### Data excerpts

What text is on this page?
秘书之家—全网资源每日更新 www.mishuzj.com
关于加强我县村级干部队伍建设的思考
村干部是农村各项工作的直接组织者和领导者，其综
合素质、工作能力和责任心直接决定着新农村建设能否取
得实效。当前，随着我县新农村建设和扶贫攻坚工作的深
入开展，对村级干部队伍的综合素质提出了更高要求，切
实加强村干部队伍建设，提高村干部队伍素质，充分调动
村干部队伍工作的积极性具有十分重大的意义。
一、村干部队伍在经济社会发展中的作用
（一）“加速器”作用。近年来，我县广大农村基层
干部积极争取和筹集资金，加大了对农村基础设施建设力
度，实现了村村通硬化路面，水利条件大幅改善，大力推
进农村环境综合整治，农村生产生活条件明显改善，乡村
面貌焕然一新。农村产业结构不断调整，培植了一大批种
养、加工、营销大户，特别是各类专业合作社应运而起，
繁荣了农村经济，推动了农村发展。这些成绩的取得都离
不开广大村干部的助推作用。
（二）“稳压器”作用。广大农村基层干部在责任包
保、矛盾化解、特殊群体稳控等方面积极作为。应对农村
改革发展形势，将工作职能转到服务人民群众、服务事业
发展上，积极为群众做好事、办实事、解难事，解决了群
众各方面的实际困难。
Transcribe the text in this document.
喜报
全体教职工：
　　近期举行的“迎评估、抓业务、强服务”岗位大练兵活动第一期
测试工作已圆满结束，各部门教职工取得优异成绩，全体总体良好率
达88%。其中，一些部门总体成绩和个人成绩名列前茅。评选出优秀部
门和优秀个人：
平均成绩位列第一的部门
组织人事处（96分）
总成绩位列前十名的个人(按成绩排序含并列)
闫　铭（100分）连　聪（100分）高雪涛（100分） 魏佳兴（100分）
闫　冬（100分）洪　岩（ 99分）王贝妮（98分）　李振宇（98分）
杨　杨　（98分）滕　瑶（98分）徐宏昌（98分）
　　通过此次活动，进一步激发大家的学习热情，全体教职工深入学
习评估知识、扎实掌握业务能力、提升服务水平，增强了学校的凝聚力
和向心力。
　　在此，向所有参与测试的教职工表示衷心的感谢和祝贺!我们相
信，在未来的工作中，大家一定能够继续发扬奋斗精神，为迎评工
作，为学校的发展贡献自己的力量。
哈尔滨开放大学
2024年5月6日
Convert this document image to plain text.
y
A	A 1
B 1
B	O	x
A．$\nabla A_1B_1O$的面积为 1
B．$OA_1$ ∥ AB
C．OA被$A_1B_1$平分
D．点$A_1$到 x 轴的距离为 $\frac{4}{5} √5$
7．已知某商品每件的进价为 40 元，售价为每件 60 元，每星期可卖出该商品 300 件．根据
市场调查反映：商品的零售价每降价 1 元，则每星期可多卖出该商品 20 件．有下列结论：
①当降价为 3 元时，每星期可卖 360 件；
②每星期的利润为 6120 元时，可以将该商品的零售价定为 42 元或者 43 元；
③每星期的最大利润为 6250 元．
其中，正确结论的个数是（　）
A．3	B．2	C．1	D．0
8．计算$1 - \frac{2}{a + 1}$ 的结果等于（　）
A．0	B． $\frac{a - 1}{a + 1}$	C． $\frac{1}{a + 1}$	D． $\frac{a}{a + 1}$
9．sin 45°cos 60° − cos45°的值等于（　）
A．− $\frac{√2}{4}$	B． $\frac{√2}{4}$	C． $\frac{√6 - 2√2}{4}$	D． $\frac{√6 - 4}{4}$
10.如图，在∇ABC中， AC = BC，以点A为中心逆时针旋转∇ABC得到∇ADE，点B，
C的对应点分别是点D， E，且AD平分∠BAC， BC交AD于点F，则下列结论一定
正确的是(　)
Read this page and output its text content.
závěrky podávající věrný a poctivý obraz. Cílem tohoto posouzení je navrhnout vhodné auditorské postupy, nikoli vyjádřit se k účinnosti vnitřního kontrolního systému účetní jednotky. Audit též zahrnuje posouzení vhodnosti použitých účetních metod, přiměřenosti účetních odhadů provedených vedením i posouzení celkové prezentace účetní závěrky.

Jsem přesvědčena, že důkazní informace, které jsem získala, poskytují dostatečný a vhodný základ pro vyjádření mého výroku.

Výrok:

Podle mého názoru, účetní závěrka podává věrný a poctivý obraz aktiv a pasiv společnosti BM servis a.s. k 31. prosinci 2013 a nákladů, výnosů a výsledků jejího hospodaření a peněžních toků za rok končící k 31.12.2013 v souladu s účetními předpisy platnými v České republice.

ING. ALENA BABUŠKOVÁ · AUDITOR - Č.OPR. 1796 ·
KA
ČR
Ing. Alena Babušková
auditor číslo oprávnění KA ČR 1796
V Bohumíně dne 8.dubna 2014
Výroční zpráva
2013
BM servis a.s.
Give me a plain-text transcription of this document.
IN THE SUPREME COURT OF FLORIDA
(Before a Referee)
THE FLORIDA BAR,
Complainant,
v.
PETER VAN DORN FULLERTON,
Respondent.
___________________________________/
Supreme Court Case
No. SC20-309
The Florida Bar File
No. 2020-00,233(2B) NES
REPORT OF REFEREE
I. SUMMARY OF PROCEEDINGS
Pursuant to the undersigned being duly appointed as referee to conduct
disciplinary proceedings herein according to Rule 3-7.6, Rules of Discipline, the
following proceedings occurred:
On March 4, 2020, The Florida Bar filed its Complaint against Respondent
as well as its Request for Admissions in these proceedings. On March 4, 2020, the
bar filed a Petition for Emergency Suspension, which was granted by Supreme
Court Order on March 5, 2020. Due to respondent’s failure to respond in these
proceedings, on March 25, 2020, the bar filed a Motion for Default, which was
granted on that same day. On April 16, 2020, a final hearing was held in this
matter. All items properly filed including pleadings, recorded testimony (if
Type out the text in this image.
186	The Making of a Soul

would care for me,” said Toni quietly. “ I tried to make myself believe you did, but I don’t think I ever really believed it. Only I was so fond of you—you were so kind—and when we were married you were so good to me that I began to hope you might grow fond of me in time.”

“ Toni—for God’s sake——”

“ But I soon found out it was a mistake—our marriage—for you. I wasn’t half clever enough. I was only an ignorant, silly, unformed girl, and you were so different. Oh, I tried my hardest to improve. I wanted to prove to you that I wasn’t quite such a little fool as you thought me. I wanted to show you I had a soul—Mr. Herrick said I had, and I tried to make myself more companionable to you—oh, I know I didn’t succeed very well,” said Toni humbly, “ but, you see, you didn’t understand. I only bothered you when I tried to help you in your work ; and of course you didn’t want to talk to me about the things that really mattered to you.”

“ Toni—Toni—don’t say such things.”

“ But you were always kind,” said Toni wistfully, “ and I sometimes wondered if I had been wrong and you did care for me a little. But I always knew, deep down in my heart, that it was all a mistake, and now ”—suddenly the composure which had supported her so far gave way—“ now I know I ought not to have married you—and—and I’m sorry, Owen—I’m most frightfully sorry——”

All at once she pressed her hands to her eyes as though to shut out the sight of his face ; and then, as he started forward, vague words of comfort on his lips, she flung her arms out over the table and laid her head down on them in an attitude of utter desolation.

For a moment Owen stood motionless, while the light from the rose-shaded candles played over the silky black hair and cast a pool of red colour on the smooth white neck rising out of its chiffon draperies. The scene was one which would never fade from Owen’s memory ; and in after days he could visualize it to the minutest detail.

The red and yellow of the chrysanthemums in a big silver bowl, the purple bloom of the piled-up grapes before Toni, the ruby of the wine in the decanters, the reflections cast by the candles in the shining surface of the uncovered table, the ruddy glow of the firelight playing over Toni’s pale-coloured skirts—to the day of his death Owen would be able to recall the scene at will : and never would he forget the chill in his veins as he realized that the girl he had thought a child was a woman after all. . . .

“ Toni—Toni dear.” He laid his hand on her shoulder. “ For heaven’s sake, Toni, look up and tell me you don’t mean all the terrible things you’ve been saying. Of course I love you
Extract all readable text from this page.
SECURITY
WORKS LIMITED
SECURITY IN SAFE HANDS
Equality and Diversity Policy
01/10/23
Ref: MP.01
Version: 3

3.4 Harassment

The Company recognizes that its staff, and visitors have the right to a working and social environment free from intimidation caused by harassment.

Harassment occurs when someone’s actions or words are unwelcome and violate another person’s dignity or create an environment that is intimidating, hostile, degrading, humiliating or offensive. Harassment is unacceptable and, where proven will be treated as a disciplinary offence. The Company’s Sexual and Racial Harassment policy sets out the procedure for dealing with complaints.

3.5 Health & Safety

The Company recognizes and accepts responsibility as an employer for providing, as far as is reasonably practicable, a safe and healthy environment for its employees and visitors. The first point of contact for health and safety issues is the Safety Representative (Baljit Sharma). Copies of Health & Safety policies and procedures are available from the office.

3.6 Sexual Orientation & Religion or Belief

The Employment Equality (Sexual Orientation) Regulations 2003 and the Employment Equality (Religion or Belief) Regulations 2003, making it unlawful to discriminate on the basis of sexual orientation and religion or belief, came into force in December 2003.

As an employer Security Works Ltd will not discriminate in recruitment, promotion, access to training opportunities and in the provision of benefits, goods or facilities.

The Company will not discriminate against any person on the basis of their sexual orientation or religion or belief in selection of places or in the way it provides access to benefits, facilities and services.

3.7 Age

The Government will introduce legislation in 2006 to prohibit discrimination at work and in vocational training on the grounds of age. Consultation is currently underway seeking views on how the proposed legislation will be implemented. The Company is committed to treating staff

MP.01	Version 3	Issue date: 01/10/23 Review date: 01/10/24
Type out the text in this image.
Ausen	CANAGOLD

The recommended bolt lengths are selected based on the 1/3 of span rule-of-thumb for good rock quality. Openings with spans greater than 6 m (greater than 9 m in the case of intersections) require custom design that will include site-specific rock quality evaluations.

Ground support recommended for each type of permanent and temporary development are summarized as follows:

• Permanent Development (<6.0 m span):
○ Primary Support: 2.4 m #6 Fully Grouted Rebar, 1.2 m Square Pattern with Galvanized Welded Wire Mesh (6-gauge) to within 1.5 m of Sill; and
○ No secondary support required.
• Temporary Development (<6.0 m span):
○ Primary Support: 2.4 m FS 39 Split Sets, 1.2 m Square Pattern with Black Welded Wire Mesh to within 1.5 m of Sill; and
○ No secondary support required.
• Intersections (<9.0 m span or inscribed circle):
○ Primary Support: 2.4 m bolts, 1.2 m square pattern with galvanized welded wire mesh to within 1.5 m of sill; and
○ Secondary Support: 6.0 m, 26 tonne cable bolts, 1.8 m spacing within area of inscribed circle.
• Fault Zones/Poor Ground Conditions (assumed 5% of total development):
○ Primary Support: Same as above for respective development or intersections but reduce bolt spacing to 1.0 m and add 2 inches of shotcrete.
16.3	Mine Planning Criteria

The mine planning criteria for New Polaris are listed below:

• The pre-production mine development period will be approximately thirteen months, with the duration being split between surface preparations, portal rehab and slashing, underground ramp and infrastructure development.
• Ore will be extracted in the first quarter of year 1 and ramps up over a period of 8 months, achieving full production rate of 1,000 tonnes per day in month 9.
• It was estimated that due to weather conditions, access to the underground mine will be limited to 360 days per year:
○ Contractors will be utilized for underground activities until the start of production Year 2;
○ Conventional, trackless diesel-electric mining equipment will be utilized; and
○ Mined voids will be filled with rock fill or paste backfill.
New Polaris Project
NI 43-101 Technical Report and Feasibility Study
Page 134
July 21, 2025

### Job
Where a line contains "recommended", copy that line.

### Answer to the problem
The recommended bolt lengths are selected based on the 1/3 of span rule-of-thumb for good rock quality. Openings with spans greater than 6 m (greater than 9 m in the case of intersections) require custom design that will include site-specific rock quality evaluations.
Ground support recommended for each type of permanent and temporary development are summarized as follows:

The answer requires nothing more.